■ **To be done**
Using the listing below, copy every line that mentions "chugging".
** BEGIN **
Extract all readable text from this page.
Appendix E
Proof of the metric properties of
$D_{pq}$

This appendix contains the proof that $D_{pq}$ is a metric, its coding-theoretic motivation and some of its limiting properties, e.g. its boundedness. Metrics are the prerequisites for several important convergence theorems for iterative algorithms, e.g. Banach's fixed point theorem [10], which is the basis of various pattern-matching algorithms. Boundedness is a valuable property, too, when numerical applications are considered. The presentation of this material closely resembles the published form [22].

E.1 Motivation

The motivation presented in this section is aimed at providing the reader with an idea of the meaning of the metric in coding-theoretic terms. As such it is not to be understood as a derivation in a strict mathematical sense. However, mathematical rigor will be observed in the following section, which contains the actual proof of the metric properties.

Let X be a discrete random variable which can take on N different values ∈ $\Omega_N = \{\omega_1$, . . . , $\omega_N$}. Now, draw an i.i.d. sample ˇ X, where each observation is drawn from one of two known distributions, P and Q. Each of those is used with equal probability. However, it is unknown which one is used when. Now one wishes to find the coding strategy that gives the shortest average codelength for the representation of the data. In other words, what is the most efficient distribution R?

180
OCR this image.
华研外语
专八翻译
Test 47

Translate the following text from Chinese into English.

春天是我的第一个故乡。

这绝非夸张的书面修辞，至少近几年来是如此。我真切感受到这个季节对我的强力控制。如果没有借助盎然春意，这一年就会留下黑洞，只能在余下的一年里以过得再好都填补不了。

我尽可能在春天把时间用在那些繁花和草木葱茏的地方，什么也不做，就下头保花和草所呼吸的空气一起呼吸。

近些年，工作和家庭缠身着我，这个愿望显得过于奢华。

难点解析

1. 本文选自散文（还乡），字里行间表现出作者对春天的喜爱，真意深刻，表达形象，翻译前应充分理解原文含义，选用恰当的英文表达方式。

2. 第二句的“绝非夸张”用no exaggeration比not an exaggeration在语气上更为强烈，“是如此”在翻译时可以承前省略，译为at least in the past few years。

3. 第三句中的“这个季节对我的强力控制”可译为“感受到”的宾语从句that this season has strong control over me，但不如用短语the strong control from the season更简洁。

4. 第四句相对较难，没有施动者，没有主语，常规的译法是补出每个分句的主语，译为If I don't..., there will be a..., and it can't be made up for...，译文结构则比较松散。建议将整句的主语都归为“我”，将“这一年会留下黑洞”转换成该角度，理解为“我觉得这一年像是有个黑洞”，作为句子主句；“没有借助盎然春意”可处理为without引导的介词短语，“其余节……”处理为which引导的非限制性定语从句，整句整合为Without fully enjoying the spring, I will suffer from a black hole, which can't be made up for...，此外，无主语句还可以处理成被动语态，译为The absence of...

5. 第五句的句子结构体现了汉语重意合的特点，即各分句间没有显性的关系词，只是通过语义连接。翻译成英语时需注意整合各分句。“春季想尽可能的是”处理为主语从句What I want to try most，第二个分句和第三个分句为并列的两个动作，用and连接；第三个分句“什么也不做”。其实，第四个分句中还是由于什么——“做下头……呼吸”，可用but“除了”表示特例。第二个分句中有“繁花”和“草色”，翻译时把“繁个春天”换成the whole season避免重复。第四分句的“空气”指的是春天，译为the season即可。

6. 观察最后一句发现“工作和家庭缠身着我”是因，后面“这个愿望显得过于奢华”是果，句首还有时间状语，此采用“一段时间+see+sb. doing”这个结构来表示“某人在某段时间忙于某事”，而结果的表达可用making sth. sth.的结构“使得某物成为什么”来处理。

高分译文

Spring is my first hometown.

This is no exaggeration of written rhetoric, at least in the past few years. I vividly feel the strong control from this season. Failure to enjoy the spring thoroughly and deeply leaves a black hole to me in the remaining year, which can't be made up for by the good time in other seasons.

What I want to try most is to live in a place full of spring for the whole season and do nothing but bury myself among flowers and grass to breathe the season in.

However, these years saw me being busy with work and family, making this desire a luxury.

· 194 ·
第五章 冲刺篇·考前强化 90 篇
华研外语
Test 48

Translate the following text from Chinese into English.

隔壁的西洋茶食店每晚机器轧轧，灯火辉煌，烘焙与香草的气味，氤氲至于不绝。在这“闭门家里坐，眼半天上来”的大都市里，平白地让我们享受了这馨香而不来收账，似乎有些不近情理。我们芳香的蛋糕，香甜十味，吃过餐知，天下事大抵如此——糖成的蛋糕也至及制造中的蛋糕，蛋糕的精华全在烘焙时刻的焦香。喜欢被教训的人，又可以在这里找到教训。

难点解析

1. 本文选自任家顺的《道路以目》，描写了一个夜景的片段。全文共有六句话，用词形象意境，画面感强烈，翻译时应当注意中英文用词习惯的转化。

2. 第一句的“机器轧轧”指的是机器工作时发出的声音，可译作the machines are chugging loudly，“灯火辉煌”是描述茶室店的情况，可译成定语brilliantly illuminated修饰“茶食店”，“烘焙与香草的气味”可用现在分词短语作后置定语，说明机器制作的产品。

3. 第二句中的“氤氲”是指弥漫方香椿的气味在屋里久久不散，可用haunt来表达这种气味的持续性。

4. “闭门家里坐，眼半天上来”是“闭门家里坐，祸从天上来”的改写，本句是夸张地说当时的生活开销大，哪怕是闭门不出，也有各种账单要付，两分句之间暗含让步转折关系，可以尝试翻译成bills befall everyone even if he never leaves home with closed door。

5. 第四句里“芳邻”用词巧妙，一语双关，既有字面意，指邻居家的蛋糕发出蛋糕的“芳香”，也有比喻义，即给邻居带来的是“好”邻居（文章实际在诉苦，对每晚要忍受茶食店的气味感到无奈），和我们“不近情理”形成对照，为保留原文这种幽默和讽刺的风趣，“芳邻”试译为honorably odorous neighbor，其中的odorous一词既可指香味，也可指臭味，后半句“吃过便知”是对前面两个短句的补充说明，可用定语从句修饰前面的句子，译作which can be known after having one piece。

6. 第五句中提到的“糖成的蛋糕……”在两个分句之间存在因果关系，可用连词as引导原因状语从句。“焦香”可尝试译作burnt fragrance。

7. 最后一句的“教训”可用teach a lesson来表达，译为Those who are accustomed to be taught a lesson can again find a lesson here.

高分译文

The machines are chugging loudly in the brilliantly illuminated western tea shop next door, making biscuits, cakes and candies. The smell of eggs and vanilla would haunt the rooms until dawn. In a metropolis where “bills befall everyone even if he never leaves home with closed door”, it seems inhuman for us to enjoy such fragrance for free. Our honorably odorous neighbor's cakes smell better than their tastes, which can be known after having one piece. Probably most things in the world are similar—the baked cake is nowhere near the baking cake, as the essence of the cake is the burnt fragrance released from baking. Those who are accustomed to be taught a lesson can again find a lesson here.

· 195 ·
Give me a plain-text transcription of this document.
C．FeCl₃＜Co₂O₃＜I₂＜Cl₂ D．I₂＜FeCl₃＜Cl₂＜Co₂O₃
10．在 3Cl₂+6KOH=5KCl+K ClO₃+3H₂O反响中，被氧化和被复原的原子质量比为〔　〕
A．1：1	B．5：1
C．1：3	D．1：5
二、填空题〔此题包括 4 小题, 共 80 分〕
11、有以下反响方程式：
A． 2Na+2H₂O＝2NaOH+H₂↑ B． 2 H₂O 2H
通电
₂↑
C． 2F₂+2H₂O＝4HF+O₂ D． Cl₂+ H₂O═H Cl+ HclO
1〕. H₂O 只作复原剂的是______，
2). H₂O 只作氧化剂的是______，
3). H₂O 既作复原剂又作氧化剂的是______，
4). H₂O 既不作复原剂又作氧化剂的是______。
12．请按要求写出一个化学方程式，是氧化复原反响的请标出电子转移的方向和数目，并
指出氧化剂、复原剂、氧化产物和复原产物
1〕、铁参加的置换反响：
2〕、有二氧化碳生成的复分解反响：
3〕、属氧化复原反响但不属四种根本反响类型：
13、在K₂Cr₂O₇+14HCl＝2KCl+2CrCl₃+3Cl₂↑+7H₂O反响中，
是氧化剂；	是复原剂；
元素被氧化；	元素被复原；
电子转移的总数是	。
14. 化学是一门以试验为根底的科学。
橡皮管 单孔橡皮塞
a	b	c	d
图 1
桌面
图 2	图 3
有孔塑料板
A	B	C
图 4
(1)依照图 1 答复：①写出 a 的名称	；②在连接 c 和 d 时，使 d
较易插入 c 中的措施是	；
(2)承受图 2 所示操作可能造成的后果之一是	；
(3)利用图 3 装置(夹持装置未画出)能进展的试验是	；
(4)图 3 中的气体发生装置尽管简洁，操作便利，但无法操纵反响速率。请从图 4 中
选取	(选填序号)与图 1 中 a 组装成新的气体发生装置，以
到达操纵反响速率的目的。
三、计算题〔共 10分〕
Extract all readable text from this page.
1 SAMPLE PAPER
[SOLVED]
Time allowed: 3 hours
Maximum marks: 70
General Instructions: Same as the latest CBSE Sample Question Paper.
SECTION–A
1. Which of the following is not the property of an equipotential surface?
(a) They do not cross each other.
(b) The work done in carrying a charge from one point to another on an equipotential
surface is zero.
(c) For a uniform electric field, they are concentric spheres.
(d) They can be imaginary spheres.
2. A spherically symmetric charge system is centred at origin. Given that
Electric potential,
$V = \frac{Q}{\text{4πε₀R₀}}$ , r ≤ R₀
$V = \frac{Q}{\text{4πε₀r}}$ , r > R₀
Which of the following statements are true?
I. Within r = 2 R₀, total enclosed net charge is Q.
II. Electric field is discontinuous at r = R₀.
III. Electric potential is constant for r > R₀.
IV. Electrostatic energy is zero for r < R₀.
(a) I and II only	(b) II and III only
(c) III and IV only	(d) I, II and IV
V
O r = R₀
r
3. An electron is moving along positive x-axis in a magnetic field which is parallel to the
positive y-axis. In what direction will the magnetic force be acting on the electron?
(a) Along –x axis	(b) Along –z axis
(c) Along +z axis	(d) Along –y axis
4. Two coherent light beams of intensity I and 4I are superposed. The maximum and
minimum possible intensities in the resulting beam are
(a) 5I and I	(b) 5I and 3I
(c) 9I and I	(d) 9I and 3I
** END **
■ **Written solution**
2. 第一句的“机器轧轧”指的是机器工作时发出的声音，可译作the machines are chugging loudly，“灯火辉煌”是描述茶室店的情况，可译成定语brilliantly illuminated修饰“茶食店”，“烘焙与香草的气味”可用现在分词短语作后置定语，说明机器制作的产品。
The machines are chugging loudly in the brilliantly illuminated western tea shop next door, making biscuits, cakes and candies. The smell of eggs and vanilla would haunt the rooms until dawn. In a metropolis where “bills befall everyone even if he never leaves home with closed door”, it seems inhuman for us to enjoy such fragrance for free. Our honorably odorous neighbor's cakes smell better than their tastes, which can be known after having one piece. Probably most things in the world are similar—the baked cake is nowhere near the baking cake, as the essence of the cake is the burnt fragrance released from baking. Those who are accustomed to be taught a lesson can again find a lesson here.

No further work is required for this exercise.